Task to carry out —
Every entry needs to be printed exactly, please.

Figure dataset records:
______________________________

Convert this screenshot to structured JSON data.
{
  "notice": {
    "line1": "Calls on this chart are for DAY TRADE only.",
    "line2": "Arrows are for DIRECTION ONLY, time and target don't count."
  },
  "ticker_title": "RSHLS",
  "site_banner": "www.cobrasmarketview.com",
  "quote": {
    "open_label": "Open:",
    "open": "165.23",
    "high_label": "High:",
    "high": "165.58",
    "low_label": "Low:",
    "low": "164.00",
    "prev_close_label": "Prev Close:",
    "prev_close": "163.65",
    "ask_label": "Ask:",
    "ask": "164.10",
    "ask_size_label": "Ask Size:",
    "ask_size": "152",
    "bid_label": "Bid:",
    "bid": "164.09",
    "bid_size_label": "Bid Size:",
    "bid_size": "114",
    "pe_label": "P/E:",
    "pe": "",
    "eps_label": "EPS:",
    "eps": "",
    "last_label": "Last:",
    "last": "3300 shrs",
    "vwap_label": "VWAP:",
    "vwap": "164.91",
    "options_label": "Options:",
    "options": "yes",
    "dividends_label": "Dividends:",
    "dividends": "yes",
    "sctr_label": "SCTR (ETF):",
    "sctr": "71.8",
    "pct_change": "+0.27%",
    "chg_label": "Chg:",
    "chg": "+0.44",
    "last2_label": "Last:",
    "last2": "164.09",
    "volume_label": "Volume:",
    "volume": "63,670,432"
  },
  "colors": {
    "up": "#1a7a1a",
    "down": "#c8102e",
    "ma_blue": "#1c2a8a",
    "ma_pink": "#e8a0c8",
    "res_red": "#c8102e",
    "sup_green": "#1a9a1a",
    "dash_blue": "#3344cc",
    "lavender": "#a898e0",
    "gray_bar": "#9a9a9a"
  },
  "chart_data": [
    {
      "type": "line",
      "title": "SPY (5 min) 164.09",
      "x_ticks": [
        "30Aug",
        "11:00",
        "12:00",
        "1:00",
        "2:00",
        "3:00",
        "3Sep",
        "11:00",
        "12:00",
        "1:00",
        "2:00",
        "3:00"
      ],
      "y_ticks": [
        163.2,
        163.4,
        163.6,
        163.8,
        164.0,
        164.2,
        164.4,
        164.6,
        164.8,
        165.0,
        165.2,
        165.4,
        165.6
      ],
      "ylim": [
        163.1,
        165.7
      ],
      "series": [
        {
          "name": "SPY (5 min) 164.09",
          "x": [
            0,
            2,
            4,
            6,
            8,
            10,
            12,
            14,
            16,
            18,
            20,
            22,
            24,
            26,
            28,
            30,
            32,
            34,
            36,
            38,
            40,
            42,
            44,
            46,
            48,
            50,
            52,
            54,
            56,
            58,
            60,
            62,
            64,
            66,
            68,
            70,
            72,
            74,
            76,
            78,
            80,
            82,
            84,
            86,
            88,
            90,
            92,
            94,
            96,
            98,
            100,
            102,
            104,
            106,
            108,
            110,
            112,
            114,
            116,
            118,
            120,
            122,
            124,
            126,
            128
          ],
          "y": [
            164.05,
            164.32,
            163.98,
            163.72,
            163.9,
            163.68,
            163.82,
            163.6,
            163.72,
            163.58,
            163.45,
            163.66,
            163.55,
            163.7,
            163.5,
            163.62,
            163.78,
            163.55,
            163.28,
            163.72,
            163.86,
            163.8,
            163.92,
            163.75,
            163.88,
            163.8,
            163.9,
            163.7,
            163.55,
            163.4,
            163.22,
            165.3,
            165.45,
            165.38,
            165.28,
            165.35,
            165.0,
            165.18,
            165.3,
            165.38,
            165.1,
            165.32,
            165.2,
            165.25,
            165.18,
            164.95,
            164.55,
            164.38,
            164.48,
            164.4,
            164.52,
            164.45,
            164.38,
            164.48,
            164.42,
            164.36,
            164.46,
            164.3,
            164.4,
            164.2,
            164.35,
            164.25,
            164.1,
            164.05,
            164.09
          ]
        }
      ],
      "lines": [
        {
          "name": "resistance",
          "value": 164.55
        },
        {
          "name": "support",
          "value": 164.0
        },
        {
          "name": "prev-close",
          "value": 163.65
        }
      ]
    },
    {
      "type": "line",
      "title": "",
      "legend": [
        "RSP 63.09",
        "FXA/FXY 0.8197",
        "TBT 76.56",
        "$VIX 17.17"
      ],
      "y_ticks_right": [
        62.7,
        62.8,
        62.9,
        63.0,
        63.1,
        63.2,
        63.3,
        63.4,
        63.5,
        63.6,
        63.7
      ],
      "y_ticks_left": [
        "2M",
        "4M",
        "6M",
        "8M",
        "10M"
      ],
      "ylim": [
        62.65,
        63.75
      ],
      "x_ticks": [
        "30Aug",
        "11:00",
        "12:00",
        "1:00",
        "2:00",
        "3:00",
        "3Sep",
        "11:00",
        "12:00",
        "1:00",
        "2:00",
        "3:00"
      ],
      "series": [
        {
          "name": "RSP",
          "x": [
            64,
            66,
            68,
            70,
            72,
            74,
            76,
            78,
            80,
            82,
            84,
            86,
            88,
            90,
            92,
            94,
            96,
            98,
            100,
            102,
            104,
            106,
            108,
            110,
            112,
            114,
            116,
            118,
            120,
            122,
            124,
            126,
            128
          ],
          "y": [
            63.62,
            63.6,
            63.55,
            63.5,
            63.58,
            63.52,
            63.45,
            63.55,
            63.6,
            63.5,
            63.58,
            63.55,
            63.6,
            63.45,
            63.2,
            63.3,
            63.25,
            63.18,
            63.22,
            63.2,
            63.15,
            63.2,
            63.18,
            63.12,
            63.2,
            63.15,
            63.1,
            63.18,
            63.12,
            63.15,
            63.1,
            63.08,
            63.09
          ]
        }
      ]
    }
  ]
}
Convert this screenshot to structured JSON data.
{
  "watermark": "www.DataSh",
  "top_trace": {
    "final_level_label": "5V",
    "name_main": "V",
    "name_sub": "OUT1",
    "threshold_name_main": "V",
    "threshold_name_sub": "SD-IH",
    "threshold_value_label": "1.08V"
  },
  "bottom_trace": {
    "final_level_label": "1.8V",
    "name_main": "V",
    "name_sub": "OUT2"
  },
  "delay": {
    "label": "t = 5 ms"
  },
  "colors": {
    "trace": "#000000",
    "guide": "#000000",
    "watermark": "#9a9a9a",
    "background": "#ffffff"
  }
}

______________________________

Finished exercise —
Convert this screenshot to structured JSON data.
{
  "notice": {
    "line1": "Calls on this chart are for DAY TRADE only.",
    "line2": "Arrows are for DIRECTION ONLY, time and target don't count."
  },
  "ticker_title": "RSHLS",
  "site_banner": "www.cobrasmarketview.com",
  "quote": {
    "open_label": "Open:",
    "open": "165.23",
    "high_label": "High:",
    "high": "165.58",
    "low_label": "Low:",
    "low": "164.00",
    "prev_close_label": "Prev Close:",
    "prev_close": "163.65",
    "ask_label": "Ask:",
    "ask": "164.10",
    "ask_size_label": "Ask Size:",
    "ask_size": "152",
    "bid_label": "Bid:",
    "bid": "164.09",
    "bid_size_label": "Bid Size:",
    "bid_size": "114",
    "pe_label": "P/E:",
    "pe": "",
    "eps_label": "EPS:",
    "eps": "",
    "last_label": "Last:",
    "last": "3300 shrs",
    "vwap_label": "VWAP:",
    "vwap": "164.91",
    "options_label": "Options:",
    "options": "yes",
    "dividends_label": "Dividends:",
    "dividends": "yes",
    "sctr_label": "SCTR (ETF):",
    "sctr": "71.8",
    "pct_change": "+0.27%",
    "chg_label": "Chg:",
    "chg": "+0.44",
    "last2_label": "Last:",
    "last2": "164.09",
    "volume_label": "Volume:",
    "volume": "63,670,432"
  },
  "colors": {
    "up": "#1a7a1a",
    "down": "#c8102e",
    "ma_blue": "#1c2a8a",
    "ma_pink": "#e8a0c8",
    "res_red": "#c8102e",
    "sup_green": "#1a9a1a",
    "dash_blue": "#3344cc",
    "lavender": "#a898e0",
    "gray_bar": "#9a9a9a"
  },
  "chart_data": [
    {
      "type": "line",
      "title": "SPY (5 min) 164.09",
      "x_ticks": [
        "30Aug",
        "11:00",
        "12:00",
        "1:00",
        "2:00",
        "3:00",
        "3Sep",
        "11:00",
        "12:00",
        "1:00",
        "2:00",
        "3:00"
      ],
      "y_ticks": [
        163.2,
        163.4,
        163.6,
        163.8,
        164.0,
        164.2,
        164.4,
        164.6,
        164.8,
        165.0,
        165.2,
        165.4,
        165.6
      ],
      "ylim": [
        163.1,
        165.7
      ],
      "series": [
        {
          "name": "SPY (5 min) 164.09",
          "x": [
            0,
            2,
            4,
            6,
            8,
            10,
            12,
            14,
            16,
            18,
            20,
            22,
            24,
            26,
            28,
            30,
            32,
            34,
            36,
            38,
            40,
            42,
            44,
            46,
            48,
            50,
            52,
            54,
            56,
            58,
            60,
            62,
            64,
            66,
            68,
            70,
            72,
            74,
            76,
            78,
            80,
            82,
            84,
            86,
            88,
            90,
            92,
            94,
            96,
            98,
            100,
            102,
            104,
            106,
            108,
            110,
            112,
            114,
            116,
            118,
            120,
            122,
            124,
            126,
            128
          ],
          "y": [
            164.05,
            164.32,
            163.98,
            163.72,
            163.9,
            163.68,
            163.82,
            163.6,
            163.72,
            163.58,
            163.45,
            163.66,
            163.55,
            163.7,
            163.5,
            163.62,
            163.78,
            163.55,
            163.28,
            163.72,
            163.86,
            163.8,
            163.92,
            163.75,
            163.88,
            163.8,
            163.9,
            163.7,
            163.55,
            163.4,
            163.22,
            165.3,
            165.45,
            165.38,
            165.28,
            165.35,
            165.0,
            165.18,
            165.3,
            165.38,
            165.1,
            165.32,
            165.2,
            165.25,
            165.18,
            164.95,
            164.55,
            164.38,
            164.48,
            164.4,
            164.52,
            164.45,
            164.38,
            164.48,
            164.42,
            164.36,
            164.46,
            164.3,
            164.4,
            164.2,
            164.35,
            164.25,
            164.1,
            164.05,
            164.09
          ]
        }
      ],
      "lines": [
        {
          "name": "resistance",
          "value": 164.55
        },
        {
          "name": "support",
          "value": 164.0
        },
        {
          "name": "prev-close",
          "value": 163.65
        }
      ]
    },
    {
      "type": "line",
      "title": "",
      "legend": [
        "RSP 63.09",
        "FXA/FXY 0.8197",
        "TBT 76.56",
        "$VIX 17.17"
      ],
      "y_ticks_right": [
        62.7,
        62.8,
        62.9,
        63.0,
        63.1,
        63.2,
        63.3,
        63.4,
        63.5,
        63.6,
        63.7
      ],
      "y_ticks_left": [
        "2M",
        "4M",
        "6M",
        "8M",
        "10M"
      ],
      "ylim": [
        62.65,
        63.75
      ],
      "x_ticks": [
        "30Aug",
        "11:00",
        "12:00",
        "1:00",
        "2:00",
        "3:00",
        "3Sep",
        "11:00",
        "12:00",
        "1:00",
        "2:00",
        "3:00"
      ],
      "series": [
        {
          "name": "RSP",
          "x": [
            64,
            66,
            68,
            70,
            72,
            74,
            76,
            78,
            80,
            82,
            84,
            86,
            88,
            90,
            92,
            94,
            96,
            98,
            100,
            102,
            104,
            106,
            108,
            110,
            112,
            114,
            116,
            118,
            120,
            122,
            124,
            126,
            128
          ],
          "y": [
            63.62,
            63.6,
            63.55,
            63.5,
            63.58,
            63.52,
            63.45,
            63.55,
            63.6,
            63.5,
            63.58,
            63.55,
            63.6,
            63.45,
            63.2,
            63.3,
            63.25,
            63.18,
            63.22,
            63.2,
            63.15,
            63.2,
            63.18,
            63.12,
            63.2,
            63.15,
            63.1,
            63.18,
            63.12,
            63.15,
            63.1,
            63.08,
            63.09
          ]
        }
      ]
    }
  ]
}
Convert this screenshot to structured JSON data.
{
  "watermark": "www.DataSh",
  "top_trace": {
    "final_level_label": "5V",
    "name_main": "V",
    "name_sub": "OUT1",
    "threshold_name_main": "V",
    "threshold_name_sub": "SD-IH",
    "threshold_value_label": "1.08V"
  },
  "bottom_trace": {
    "final_level_label": "1.8V",
    "name_main": "V",
    "name_sub": "OUT2"
  },
  "delay": {
    "label": "t = 5 ms"
  },
  "colors": {
    "trace": "#000000",
    "guide": "#000000",
    "watermark": "#9a9a9a",
    "background": "#ffffff"
  }
}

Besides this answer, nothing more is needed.